[DATA]

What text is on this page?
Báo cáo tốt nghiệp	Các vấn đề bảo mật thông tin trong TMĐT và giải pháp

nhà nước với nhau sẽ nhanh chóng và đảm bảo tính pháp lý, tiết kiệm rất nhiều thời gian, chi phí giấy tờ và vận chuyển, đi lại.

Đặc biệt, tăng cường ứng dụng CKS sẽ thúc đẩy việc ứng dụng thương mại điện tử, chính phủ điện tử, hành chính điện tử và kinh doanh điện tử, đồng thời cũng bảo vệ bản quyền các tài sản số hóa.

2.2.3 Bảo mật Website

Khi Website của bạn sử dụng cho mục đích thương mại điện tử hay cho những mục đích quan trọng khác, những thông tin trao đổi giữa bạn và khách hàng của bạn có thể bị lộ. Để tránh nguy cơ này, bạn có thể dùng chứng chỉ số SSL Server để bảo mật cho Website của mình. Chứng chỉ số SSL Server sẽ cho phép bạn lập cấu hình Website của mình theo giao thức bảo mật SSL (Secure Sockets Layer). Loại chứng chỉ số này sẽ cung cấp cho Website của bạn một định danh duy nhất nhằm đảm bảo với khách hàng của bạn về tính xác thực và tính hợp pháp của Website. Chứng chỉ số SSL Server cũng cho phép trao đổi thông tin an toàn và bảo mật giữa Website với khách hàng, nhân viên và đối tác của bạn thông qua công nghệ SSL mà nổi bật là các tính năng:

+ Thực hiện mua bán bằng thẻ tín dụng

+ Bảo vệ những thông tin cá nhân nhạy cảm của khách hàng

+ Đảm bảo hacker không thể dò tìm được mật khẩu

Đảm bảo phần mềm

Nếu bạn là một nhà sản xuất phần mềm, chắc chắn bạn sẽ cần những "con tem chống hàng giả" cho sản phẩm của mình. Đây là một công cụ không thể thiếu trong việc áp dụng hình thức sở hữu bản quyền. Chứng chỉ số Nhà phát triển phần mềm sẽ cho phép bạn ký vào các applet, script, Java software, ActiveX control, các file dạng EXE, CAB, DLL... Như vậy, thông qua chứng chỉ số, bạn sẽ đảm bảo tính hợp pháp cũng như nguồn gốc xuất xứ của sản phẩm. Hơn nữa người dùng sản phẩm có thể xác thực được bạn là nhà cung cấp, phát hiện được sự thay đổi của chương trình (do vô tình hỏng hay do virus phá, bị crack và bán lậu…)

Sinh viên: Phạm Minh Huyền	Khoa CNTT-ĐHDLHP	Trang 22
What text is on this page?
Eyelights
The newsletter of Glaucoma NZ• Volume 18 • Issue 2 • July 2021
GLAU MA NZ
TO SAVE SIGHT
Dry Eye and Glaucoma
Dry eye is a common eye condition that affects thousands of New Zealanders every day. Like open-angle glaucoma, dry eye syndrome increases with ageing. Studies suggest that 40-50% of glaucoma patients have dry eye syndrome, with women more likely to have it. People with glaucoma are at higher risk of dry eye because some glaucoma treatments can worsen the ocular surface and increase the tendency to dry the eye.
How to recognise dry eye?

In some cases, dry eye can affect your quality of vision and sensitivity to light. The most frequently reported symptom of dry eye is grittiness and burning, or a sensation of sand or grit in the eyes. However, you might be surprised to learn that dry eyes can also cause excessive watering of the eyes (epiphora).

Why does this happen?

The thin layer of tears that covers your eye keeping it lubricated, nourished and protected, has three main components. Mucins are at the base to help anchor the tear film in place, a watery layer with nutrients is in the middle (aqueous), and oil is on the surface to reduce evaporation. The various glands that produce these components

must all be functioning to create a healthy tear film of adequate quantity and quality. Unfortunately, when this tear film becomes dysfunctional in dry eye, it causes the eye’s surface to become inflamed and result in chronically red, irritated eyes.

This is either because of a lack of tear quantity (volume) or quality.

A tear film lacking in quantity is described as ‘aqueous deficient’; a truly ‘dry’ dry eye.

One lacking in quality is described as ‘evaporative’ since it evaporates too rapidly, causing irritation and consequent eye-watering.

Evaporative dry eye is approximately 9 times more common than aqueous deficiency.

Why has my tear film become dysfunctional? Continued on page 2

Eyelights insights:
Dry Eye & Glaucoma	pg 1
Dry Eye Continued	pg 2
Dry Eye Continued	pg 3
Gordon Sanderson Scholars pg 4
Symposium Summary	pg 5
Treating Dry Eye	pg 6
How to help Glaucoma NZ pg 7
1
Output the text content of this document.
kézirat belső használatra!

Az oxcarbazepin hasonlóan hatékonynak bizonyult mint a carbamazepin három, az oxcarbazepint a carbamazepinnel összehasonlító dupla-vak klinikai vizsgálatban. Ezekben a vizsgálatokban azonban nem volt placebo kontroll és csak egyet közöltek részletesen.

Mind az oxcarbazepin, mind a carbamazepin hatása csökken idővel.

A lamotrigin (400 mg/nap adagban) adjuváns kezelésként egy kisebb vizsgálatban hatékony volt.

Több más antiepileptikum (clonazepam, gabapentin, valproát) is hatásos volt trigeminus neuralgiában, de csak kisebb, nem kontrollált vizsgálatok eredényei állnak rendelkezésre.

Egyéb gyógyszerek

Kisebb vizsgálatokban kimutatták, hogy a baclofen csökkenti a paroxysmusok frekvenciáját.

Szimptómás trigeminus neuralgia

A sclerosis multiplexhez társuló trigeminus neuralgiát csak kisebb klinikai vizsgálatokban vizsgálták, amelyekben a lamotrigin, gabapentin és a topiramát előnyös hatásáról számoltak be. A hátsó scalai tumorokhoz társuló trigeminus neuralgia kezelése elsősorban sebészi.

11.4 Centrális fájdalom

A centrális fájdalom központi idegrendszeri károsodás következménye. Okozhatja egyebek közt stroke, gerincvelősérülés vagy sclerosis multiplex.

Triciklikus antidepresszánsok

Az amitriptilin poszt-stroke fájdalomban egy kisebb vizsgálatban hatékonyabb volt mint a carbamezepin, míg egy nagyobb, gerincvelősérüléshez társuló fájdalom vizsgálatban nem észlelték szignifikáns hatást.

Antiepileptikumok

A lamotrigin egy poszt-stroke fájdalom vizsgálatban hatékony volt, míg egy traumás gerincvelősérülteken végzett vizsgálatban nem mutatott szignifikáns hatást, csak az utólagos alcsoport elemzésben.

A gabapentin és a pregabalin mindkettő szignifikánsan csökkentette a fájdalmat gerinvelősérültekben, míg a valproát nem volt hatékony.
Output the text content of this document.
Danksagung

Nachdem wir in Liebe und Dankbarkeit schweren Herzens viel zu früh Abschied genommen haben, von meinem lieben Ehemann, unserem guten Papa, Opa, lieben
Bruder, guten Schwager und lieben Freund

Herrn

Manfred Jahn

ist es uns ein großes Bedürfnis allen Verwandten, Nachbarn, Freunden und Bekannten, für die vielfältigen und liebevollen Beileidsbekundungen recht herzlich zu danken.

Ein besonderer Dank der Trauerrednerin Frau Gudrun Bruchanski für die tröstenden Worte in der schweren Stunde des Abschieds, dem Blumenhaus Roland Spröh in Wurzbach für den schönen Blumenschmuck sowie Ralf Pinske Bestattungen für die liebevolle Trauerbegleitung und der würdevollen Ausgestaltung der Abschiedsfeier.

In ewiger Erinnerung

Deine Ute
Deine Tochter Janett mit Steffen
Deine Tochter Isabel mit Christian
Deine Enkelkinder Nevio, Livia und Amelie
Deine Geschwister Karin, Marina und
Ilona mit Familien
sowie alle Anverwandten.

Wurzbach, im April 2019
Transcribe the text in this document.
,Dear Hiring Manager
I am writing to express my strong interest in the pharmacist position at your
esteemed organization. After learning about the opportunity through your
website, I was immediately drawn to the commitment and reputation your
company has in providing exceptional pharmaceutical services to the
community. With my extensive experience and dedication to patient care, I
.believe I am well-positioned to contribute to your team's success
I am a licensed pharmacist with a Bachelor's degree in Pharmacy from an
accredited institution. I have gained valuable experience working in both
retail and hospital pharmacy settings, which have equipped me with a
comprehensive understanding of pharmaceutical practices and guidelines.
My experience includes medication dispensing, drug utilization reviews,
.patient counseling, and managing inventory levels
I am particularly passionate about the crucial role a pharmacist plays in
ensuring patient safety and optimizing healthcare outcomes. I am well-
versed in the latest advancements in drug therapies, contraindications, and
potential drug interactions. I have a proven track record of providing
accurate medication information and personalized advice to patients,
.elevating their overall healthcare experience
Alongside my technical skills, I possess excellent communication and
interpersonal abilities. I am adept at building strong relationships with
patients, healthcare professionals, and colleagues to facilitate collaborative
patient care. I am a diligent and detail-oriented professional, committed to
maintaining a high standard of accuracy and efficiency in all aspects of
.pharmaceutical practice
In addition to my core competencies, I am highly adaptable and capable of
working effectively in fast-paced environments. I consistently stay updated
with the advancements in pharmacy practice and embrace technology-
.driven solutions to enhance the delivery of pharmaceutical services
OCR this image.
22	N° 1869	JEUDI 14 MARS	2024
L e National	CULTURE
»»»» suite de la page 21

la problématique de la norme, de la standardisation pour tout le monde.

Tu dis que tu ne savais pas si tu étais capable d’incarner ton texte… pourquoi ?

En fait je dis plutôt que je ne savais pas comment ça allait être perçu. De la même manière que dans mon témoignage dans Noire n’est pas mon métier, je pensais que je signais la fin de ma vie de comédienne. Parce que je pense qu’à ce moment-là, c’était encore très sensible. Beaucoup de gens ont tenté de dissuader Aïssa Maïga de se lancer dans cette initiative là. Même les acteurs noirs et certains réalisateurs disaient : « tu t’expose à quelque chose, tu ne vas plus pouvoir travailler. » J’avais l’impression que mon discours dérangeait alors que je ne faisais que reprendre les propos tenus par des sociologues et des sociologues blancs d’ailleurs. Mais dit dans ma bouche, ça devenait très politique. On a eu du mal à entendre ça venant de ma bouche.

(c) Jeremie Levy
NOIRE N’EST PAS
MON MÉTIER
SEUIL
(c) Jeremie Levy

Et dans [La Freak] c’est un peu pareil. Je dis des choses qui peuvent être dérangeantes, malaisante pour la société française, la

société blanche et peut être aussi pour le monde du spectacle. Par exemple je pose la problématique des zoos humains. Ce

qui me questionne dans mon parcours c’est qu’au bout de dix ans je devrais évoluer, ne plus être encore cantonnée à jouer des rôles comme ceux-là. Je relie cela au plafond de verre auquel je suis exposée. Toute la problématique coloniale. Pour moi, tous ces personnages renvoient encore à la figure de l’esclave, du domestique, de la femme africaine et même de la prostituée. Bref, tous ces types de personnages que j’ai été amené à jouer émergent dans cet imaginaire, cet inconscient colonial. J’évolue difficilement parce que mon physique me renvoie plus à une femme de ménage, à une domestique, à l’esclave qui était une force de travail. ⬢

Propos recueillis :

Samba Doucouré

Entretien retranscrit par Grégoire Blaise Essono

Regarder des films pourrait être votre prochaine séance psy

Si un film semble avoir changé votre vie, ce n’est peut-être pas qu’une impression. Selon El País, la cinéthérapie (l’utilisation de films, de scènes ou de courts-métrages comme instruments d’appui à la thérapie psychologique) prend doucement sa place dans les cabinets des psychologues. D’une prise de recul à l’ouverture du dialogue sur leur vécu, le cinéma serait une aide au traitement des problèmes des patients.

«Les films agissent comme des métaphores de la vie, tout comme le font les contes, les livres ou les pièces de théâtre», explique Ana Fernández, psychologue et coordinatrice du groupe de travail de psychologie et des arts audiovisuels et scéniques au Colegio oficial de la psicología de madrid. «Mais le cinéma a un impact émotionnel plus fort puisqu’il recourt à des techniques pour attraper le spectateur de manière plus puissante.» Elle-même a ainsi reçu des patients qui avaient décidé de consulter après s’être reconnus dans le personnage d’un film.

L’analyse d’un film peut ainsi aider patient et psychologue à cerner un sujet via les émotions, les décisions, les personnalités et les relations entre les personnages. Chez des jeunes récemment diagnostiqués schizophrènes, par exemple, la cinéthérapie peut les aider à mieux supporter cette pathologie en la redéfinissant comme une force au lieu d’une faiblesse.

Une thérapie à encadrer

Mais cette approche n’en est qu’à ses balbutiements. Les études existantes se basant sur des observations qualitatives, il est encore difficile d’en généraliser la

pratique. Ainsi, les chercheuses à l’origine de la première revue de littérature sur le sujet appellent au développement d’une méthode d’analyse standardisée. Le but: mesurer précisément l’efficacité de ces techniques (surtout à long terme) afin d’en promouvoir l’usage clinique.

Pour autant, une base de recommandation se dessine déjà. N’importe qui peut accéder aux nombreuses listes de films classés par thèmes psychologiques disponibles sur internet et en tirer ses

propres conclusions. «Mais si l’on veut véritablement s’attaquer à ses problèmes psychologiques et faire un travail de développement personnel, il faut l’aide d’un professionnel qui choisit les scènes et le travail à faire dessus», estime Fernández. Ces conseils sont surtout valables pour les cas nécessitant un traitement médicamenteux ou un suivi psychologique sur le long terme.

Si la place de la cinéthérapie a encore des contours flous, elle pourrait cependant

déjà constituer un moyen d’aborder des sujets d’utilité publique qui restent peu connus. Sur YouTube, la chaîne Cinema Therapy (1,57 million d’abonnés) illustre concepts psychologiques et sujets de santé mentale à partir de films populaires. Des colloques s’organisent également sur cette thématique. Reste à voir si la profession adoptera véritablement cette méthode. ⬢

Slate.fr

[/DATA]

INSTRUCTIONS TO FOLLOW — Which of the lines above include the word "medication"? Copy each of them.

ANSWER TO THIS TASK —
My experience includes medication dispensing, drug utilization reviews,
accurate medication information and personalized advice to patients,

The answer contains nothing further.